## WHAT YOU WILL DO
Copy the lines holding the word "type", all of them.

## DATASET EXTRACT
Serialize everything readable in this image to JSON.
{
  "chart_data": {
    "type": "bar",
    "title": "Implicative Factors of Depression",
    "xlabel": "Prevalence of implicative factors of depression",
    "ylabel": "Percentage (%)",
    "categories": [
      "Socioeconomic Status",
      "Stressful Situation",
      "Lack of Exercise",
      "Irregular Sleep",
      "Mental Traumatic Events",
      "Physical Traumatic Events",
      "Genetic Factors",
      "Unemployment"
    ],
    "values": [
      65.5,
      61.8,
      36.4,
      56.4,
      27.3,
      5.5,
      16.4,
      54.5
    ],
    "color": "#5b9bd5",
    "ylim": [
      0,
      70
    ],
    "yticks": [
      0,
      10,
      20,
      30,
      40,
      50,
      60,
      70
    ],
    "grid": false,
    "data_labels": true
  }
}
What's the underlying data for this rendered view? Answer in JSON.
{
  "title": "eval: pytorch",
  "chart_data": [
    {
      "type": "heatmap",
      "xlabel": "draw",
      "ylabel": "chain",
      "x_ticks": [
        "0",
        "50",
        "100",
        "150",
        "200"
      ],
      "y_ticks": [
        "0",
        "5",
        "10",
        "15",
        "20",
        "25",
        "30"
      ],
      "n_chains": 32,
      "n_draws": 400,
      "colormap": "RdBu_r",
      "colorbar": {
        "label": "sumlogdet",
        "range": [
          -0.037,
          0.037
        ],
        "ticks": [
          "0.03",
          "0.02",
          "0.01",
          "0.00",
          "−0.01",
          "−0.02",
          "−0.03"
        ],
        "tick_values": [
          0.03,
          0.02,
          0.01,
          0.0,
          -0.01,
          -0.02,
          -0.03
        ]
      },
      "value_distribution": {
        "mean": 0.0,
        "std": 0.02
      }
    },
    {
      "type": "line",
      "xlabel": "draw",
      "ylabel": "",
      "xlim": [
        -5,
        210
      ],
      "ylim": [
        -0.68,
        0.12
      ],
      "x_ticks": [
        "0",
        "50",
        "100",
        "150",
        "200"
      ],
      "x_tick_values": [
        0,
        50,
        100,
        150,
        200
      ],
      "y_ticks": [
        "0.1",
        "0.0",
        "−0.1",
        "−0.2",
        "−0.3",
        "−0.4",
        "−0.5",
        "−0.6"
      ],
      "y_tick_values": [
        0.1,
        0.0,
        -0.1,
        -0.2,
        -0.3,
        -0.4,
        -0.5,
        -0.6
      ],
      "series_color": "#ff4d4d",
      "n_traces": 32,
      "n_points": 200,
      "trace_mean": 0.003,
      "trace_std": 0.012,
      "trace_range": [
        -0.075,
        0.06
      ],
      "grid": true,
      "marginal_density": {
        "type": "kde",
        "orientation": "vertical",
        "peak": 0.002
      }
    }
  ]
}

## TASK ANSWER
    "type": "bar",
      "type": "heatmap",
      "type": "line",
        "type": "kde",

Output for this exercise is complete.